Work to be completed
Omit the pictures and return every entry exactly as written.

─── Available data ───

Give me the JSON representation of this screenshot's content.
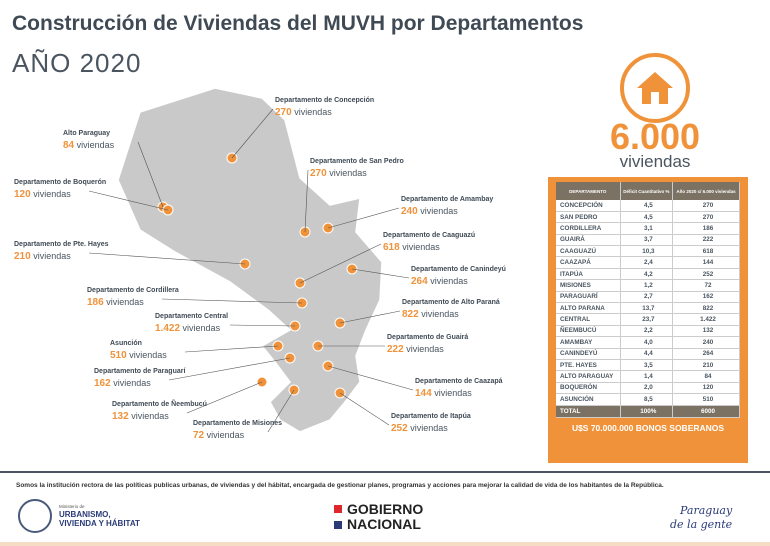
{
  "header": {
    "title": "Construcción de Viviendas del MUVH por Departamentos",
    "year": "AÑO 2020"
  },
  "summary": {
    "total": "6.000",
    "unit": "viviendas",
    "icon": "house-icon"
  },
  "colors": {
    "accent": "#f0923a",
    "map": "#c9c9c9",
    "dark": "#7b7264"
  },
  "map_labels": [
    {
      "name": "Departamento de Concepción",
      "count": "270",
      "unit": "viviendas"
    },
    {
      "name": "Alto Paraguay",
      "count": "84",
      "unit": "viviendas"
    },
    {
      "name": "Departamento de San Pedro",
      "count": "270",
      "unit": "viviendas"
    },
    {
      "name": "Departamento de Boquerón",
      "count": "120",
      "unit": "viviendas"
    },
    {
      "name": "Departamento de Amambay",
      "count": "240",
      "unit": "viviendas"
    },
    {
      "name": "Departamento de Caaguazú",
      "count": "618",
      "unit": "viviendas"
    },
    {
      "name": "Departamento de Pte. Hayes",
      "count": "210",
      "unit": "viviendas"
    },
    {
      "name": "Departamento de Canindeyú",
      "count": "264",
      "unit": "viviendas"
    },
    {
      "name": "Departamento de Cordillera",
      "count": "186",
      "unit": "viviendas"
    },
    {
      "name": "Departamento de Alto Paraná",
      "count": "822",
      "unit": "viviendas"
    },
    {
      "name": "Departamento Central",
      "count": "1.422",
      "unit": "viviendas"
    },
    {
      "name": "Asunción",
      "count": "510",
      "unit": "viviendas"
    },
    {
      "name": "Departamento de Guairá",
      "count": "222",
      "unit": "viviendas"
    },
    {
      "name": "Departamento de Paraguarí",
      "count": "162",
      "unit": "viviendas"
    },
    {
      "name": "Departamento de Caazapá",
      "count": "144",
      "unit": "viviendas"
    },
    {
      "name": "Departamento de Ñeembucú",
      "count": "132",
      "unit": "viviendas"
    },
    {
      "name": "Departamento de Misiones",
      "count": "72",
      "unit": "viviendas"
    },
    {
      "name": "Departamento de Itapúa",
      "count": "252",
      "unit": "viviendas"
    }
  ],
  "table": {
    "headers": [
      "DEPARTAMENTO",
      "Déficit Cuantitativo %",
      "Año 2020 c/ 6.000 viviendas"
    ],
    "rows": [
      [
        "CONCEPCIÓN",
        "4,5",
        "270"
      ],
      [
        "SAN PEDRO",
        "4,5",
        "270"
      ],
      [
        "CORDILLERA",
        "3,1",
        "186"
      ],
      [
        "GUAIRÁ",
        "3,7",
        "222"
      ],
      [
        "CAAGUAZÚ",
        "10,3",
        "618"
      ],
      [
        "CAAZAPÁ",
        "2,4",
        "144"
      ],
      [
        "ITAPÚA",
        "4,2",
        "252"
      ],
      [
        "MISIONES",
        "1,2",
        "72"
      ],
      [
        "PARAGUARÍ",
        "2,7",
        "162"
      ],
      [
        "ALTO PARANA",
        "13,7",
        "822"
      ],
      [
        "CENTRAL",
        "23,7",
        "1.422"
      ],
      [
        "ÑEEMBUCÚ",
        "2,2",
        "132"
      ],
      [
        "AMAMBAY",
        "4,0",
        "240"
      ],
      [
        "CANINDEYÚ",
        "4,4",
        "264"
      ],
      [
        "PTE. HAYES",
        "3,5",
        "210"
      ],
      [
        "ALTO PARAGUAY",
        "1,4",
        "84"
      ],
      [
        "BOQUERÓN",
        "2,0",
        "120"
      ],
      [
        "ASUNCIÓN",
        "8,5",
        "510"
      ]
    ],
    "total": [
      "TOTAL",
      "100%",
      "6000"
    ],
    "footer": "U$S 70.000.000 BONOS SOBERANOS"
  },
  "footer": {
    "mission": "Somos la institución rectora de las políticas publicas urbanas, de viviendas y del hábitat, encargada de gestionar planes, programas y acciones para mejorar la calidad de vida de los habitantes de la República.",
    "ministry_small": "Ministerio de",
    "ministry_line1": "URBANISMO,",
    "ministry_line2": "VIVIENDA Y HÁBITAT",
    "gobierno_line1": "GOBIERNO",
    "gobierno_line2": "NACIONAL",
    "slogan_line1": "Paraguay",
    "slogan_line2": "de la gente"
  }
}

───

The result
Give me the JSON representation of this screenshot's content.
{
  "header": {
    "title": "Construcción de Viviendas del MUVH por Departamentos",
    "year": "AÑO 2020"
  },
  "summary": {
    "total": "6.000",
    "unit": "viviendas",
    "icon": "house-icon"
  },
  "colors": {
    "accent": "#f0923a",
    "map": "#c9c9c9",
    "dark": "#7b7264"
  },
  "map_labels": [
    {
      "name": "Departamento de Concepción",
      "count": "270",
      "unit": "viviendas"
    },
    {
      "name": "Alto Paraguay",
      "count": "84",
      "unit": "viviendas"
    },
    {
      "name": "Departamento de San Pedro",
      "count": "270",
      "unit": "viviendas"
    },
    {
      "name": "Departamento de Boquerón",
      "count": "120",
      "unit": "viviendas"
    },
    {
      "name": "Departamento de Amambay",
      "count": "240",
      "unit": "viviendas"
    },
    {
      "name": "Departamento de Caaguazú",
      "count": "618",
      "unit": "viviendas"
    },
    {
      "name": "Departamento de Pte. Hayes",
      "count": "210",
      "unit": "viviendas"
    },
    {
      "name": "Departamento de Canindeyú",
      "count": "264",
      "unit": "viviendas"
    },
    {
      "name": "Departamento de Cordillera",
      "count": "186",
      "unit": "viviendas"
    },
    {
      "name": "Departamento de Alto Paraná",
      "count": "822",
      "unit": "viviendas"
    },
    {
      "name": "Departamento Central",
      "count": "1.422",
      "unit": "viviendas"
    },
    {
      "name": "Asunción",
      "count": "510",
      "unit": "viviendas"
    },
    {
      "name": "Departamento de Guairá",
      "count": "222",
      "unit": "viviendas"
    },
    {
      "name": "Departamento de Paraguarí",
      "count": "162",
      "unit": "viviendas"
    },
    {
      "name": "Departamento de Caazapá",
      "count": "144",
      "unit": "viviendas"
    },
    {
      "name": "Departamento de Ñeembucú",
      "count": "132",
      "unit": "viviendas"
    },
    {
      "name": "Departamento de Misiones",
      "count": "72",
      "unit": "viviendas"
    },
    {
      "name": "Departamento de Itapúa",
      "count": "252",
      "unit": "viviendas"
    }
  ],
  "table": {
    "headers": [
      "DEPARTAMENTO",
      "Déficit Cuantitativo %",
      "Año 2020 c/ 6.000 viviendas"
    ],
    "rows": [
      [
        "CONCEPCIÓN",
        "4,5",
        "270"
      ],
      [
        "SAN PEDRO",
        "4,5",
        "270"
      ],
      [
        "CORDILLERA",
        "3,1",
        "186"
      ],
      [
        "GUAIRÁ",
        "3,7",
        "222"
      ],
      [
        "CAAGUAZÚ",
        "10,3",
        "618"
      ],
      [
        "CAAZAPÁ",
        "2,4",
        "144"
      ],
      [
        "ITAPÚA",
        "4,2",
        "252"
      ],
      [
        "MISIONES",
        "1,2",
        "72"
      ],
      [
        "PARAGUARÍ",
        "2,7",
        "162"
      ],
      [
        "ALTO PARANA",
        "13,7",
        "822"
      ],
      [
        "CENTRAL",
        "23,7",
        "1.422"
      ],
      [
        "ÑEEMBUCÚ",
        "2,2",
        "132"
      ],
      [
        "AMAMBAY",
        "4,0",
        "240"
      ],
      [
        "CANINDEYÚ",
        "4,4",
        "264"
      ],
      [
        "PTE. HAYES",
        "3,5",
        "210"
      ],
      [
        "ALTO PARAGUAY",
        "1,4",
        "84"
      ],
      [
        "BOQUERÓN",
        "2,0",
        "120"
      ],
      [
        "ASUNCIÓN",
        "8,5",
        "510"
      ]
    ],
    "total": [
      "TOTAL",
      "100%",
      "6000"
    ],
    "footer": "U$S 70.000.000 BONOS SOBERANOS"
  },
  "footer": {
    "mission": "Somos la institución rectora de las políticas publicas urbanas, de viviendas y del hábitat, encargada de gestionar planes, programas y acciones para mejorar la calidad de vida de los habitantes de la República.",
    "ministry_small": "Ministerio de",
    "ministry_line1": "URBANISMO,",
    "ministry_line2": "VIVIENDA Y HÁBITAT",
    "gobierno_line1": "GOBIERNO",
    "gobierno_line2": "NACIONAL",
    "slogan_line1": "Paraguay",
    "slogan_line2": "de la gente"
  }
}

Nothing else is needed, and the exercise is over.